#### Data supplied

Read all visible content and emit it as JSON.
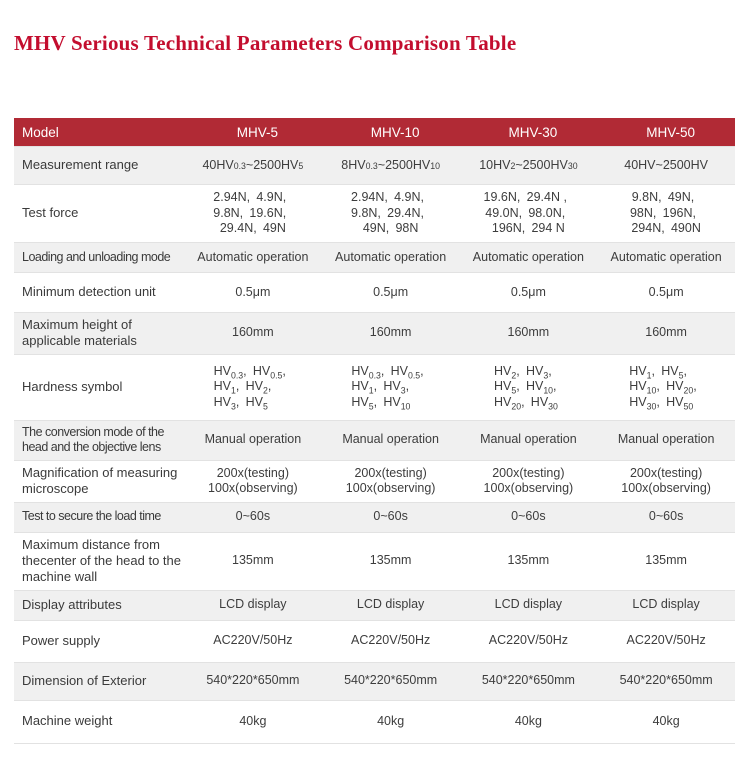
{
  "title": "MHV Serious Technical Parameters Comparison Table",
  "colors": {
    "title_red": "#c30d2e",
    "header_red": "#b12a35",
    "row_alt_gray": "#f0f0f0",
    "border_gray": "#e2e2e2",
    "header_text": "#ffffff",
    "body_text": "#3d3d3d"
  },
  "table": {
    "header": [
      "Model",
      "MHV-5",
      "MHV-10",
      "MHV-30",
      "MHV-50"
    ],
    "rows": [
      {
        "label": "Measurement range",
        "values": [
          "40HV0.3~2500HV5",
          "8HV0.3~2500HV10",
          "10HV2~2500HV30",
          "40HV~2500HV"
        ]
      },
      {
        "label": "Test force",
        "values": [
          "2.94N、4.9N、\n9.8N、19.6N、\n29.4N、49N",
          "2.94N、4.9N、\n9.8N、29.4N、\n49N、98N",
          "19.6N、29.4N 、\n49.0N、98.0N、\n196N、294 N",
          "9.8N、49N、\n98N、196N、\n294N、490N"
        ]
      },
      {
        "label": "Loading and unloading mode",
        "values": [
          "Automatic operation",
          "Automatic operation",
          "Automatic operation",
          "Automatic operation"
        ]
      },
      {
        "label": "Minimum detection unit",
        "values": [
          "0.5μm",
          "0.5μm",
          "0.5μm",
          "0.5μm"
        ]
      },
      {
        "label": "Maximum height of applicable materials",
        "values": [
          "160mm",
          "160mm",
          "160mm",
          "160mm"
        ]
      },
      {
        "label": "Hardness symbol",
        "values": [
          "HV0.3、HV0.5、\nHV1、HV2、\nHV3、HV5",
          "HV0.3、HV0.5、\nHV1、HV3、\nHV5、HV10",
          "HV2、HV3、\nHV5、HV10、\nHV20、HV30",
          "HV1、HV5、\nHV10、HV20、\nHV30、HV50"
        ]
      },
      {
        "label": "The conversion mode of the head and the objective lens",
        "values": [
          "Manual operation",
          "Manual operation",
          "Manual operation",
          "Manual operation"
        ]
      },
      {
        "label": "Magnification of measuring microscope",
        "values": [
          "200x(testing)\n100x(observing)",
          "200x(testing)\n100x(observing)",
          "200x(testing)\n100x(observing)",
          "200x(testing)\n100x(observing)"
        ]
      },
      {
        "label": "Test to secure the load time",
        "values": [
          "0~60s",
          "0~60s",
          "0~60s",
          "0~60s"
        ]
      },
      {
        "label": "Maximum distance from thecenter of the head to the machine wall",
        "values": [
          "135mm",
          "135mm",
          "135mm",
          "135mm"
        ]
      },
      {
        "label": "Display attributes",
        "values": [
          "LCD display",
          "LCD display",
          "LCD display",
          "LCD display"
        ]
      },
      {
        "label": "Power supply",
        "values": [
          "AC220V/50Hz",
          "AC220V/50Hz",
          "AC220V/50Hz",
          "AC220V/50Hz"
        ]
      },
      {
        "label": "Dimension of Exterior",
        "values": [
          "540*220*650mm",
          "540*220*650mm",
          "540*220*650mm",
          "540*220*650mm"
        ]
      },
      {
        "label": "Machine weight",
        "values": [
          "40kg",
          "40kg",
          "40kg",
          "40kg"
        ]
      }
    ]
  }
}
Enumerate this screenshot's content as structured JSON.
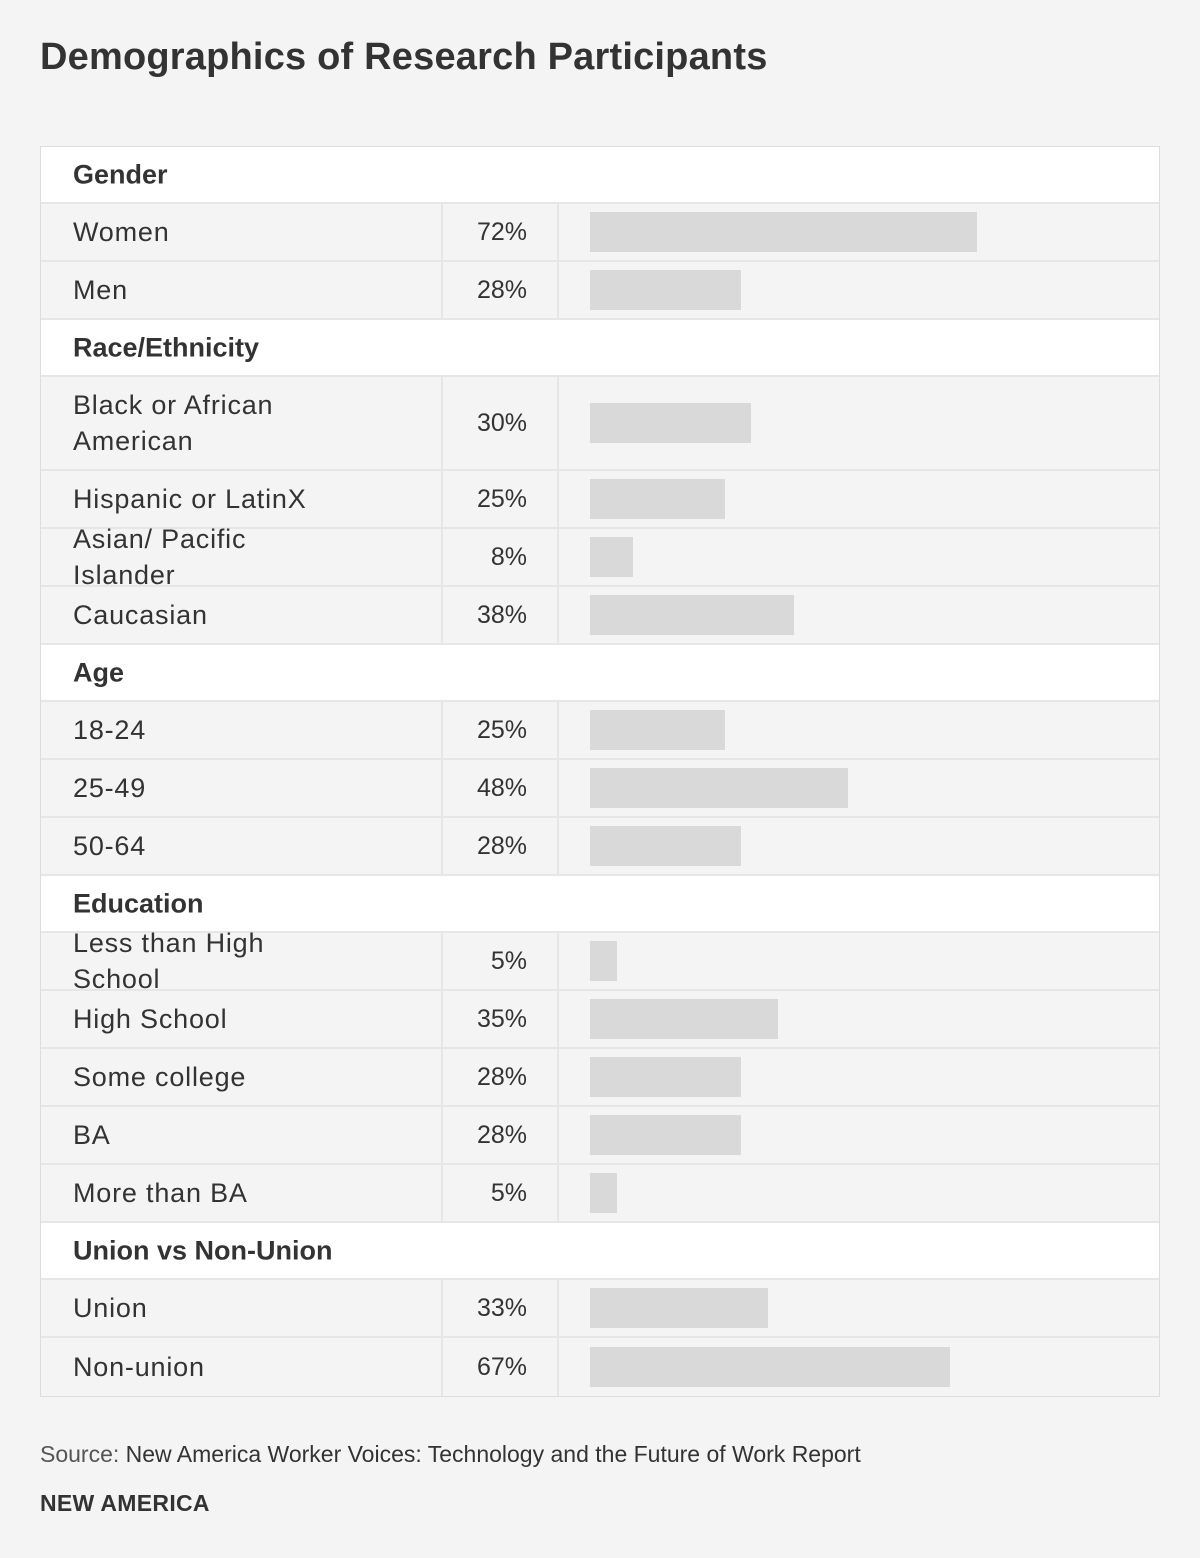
{
  "page_title": "Demographics of Research Participants",
  "source_label": "Source:",
  "source_text": "New America Worker Voices: Technology and the Future of Work Report",
  "brand": "NEW AMERICA",
  "colors": {
    "background": "#f4f4f4",
    "header_row": "#ffffff",
    "bar": "#d9d9d9",
    "text": "#333333"
  },
  "chart_data": {
    "type": "bar",
    "orientation": "horizontal",
    "title": "Demographics of Research Participants",
    "value_unit": "%",
    "xlim": [
      0,
      100
    ],
    "grid": false,
    "groups": [
      {
        "name": "Gender",
        "categories": [
          "Women",
          "Men"
        ],
        "values": [
          72,
          28
        ],
        "labels": [
          "72%",
          "28%"
        ]
      },
      {
        "name": "Race/Ethnicity",
        "categories": [
          "Black or African American",
          "Hispanic or LatinX",
          "Asian/ Pacific Islander",
          "Caucasian"
        ],
        "values": [
          30,
          25,
          8,
          38
        ],
        "labels": [
          "30%",
          "25%",
          "8%",
          "38%"
        ]
      },
      {
        "name": "Age",
        "categories": [
          "18-24",
          "25-49",
          "50-64"
        ],
        "values": [
          25,
          48,
          28
        ],
        "labels": [
          "25%",
          "48%",
          "28%"
        ]
      },
      {
        "name": "Education",
        "categories": [
          "Less than High School",
          "High School",
          "Some college",
          "BA",
          "More than BA"
        ],
        "values": [
          5,
          35,
          28,
          28,
          5
        ],
        "labels": [
          "5%",
          "35%",
          "28%",
          "28%",
          "5%"
        ]
      },
      {
        "name": "Union vs Non-Union",
        "categories": [
          "Union",
          "Non-union"
        ],
        "values": [
          33,
          67
        ],
        "labels": [
          "33%",
          "67%"
        ]
      }
    ]
  }
}
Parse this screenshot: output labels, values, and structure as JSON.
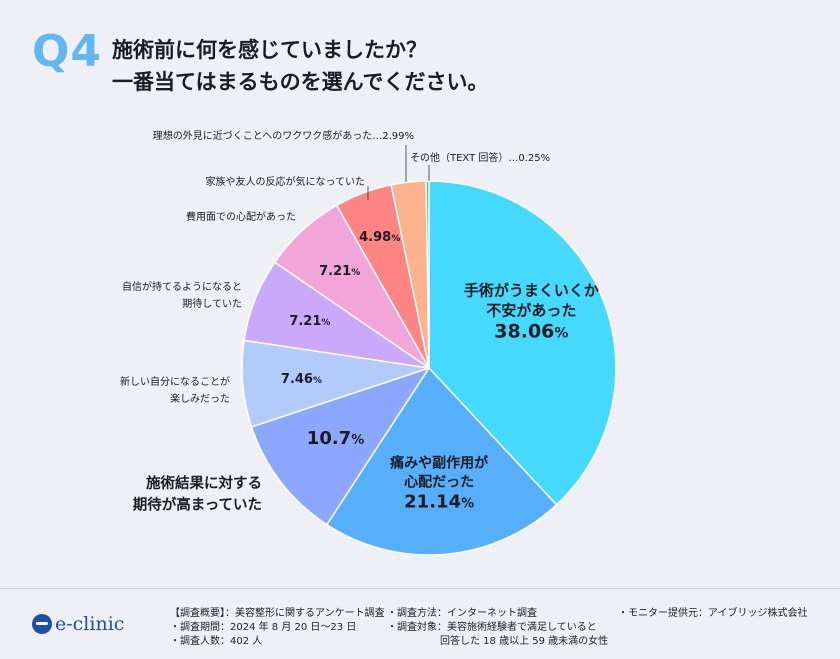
{
  "header": {
    "q_label": "Q4",
    "title_line1": "施術前に何を感じていましたか？",
    "title_line2": "一番当てはまるものを選んでください。"
  },
  "chart_data": {
    "type": "pie",
    "slices": [
      {
        "label": "手術がうまくいくか不安があった",
        "value": 38.06,
        "display": "38.06",
        "color": "#44d9fd"
      },
      {
        "label": "痛みや副作用が心配だった",
        "value": 21.14,
        "display": "21.14",
        "color": "#57aefb"
      },
      {
        "label": "施術結果に対する期待が高まっていた",
        "value": 10.7,
        "display": "10.7",
        "color": "#8ca8fe"
      },
      {
        "label": "新しい自分になることが楽しみだった",
        "value": 7.46,
        "display": "7.46",
        "color": "#b3cafd"
      },
      {
        "label": "自信が持てるようになると期待していた",
        "value": 7.21,
        "display": "7.21",
        "color": "#caa9fc"
      },
      {
        "label": "費用面での心配があった",
        "value": 7.21,
        "display": "7.21",
        "color": "#f1a5d8"
      },
      {
        "label": "家族や友人の反応が気になっていた",
        "value": 4.98,
        "display": "4.98",
        "color": "#ff8585"
      },
      {
        "label": "理想の外見に近づくことへのワクワク感があった",
        "value": 2.99,
        "display": "2.99%",
        "color": "#fdb28e"
      },
      {
        "label": "その他（TEXT 回答）",
        "value": 0.25,
        "display": "0.25%",
        "color": "#57c26a"
      }
    ],
    "percent_sign": "%",
    "outside_labels": [
      {
        "slice": 7,
        "text": "理想の外見に近づくことへのワクワク感があった…2.99%"
      },
      {
        "slice": 8,
        "text": "その他（TEXT 回答）…0.25%"
      },
      {
        "slice": 6,
        "text": "家族や友人の反応が気になっていた"
      },
      {
        "slice": 5,
        "text": "費用面での心配があった"
      },
      {
        "slice": 4,
        "lines": [
          "自信が持てるようになると",
          "期待していた"
        ]
      },
      {
        "slice": 3,
        "lines": [
          "新しい自分になることが",
          "楽しみだった"
        ]
      },
      {
        "slice": 2,
        "lines": [
          "施術結果に対する",
          "期待が高まっていた"
        ]
      }
    ],
    "inside_labels": [
      {
        "slice": 0,
        "lines": [
          "手術がうまくいくか",
          "不安があった"
        ],
        "value": "38.06"
      },
      {
        "slice": 1,
        "lines": [
          "痛みや副作用が",
          "心配だった"
        ],
        "value": "21.14"
      },
      {
        "slice": 2,
        "value": "10.7"
      },
      {
        "slice": 3,
        "value": "7.46"
      },
      {
        "slice": 4,
        "value": "7.21"
      },
      {
        "slice": 5,
        "value": "7.21"
      },
      {
        "slice": 6,
        "value": "4.98"
      }
    ]
  },
  "footer": {
    "logo_text": "e-clinic",
    "overview": "【調査概要】：美容整形に関するアンケート調査",
    "period": "・調査期間：2024 年 8 月 20 日〜23 日",
    "count": "・調査人数：402 人",
    "method": "・調査方法：インターネット調査",
    "target_line1": "・調査対象：美容施術経験者で満足していると",
    "target_line2": "回答した 18 歳以上 59 歳未満の女性",
    "monitor": "・モニター提供元：アイブリッジ株式会社"
  }
}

########

Task objective —
Identify each line containing the string "ffffff" and copy it out.

The solution —
    "header_text": "#ffffff",
    "header_row": "#ffffff",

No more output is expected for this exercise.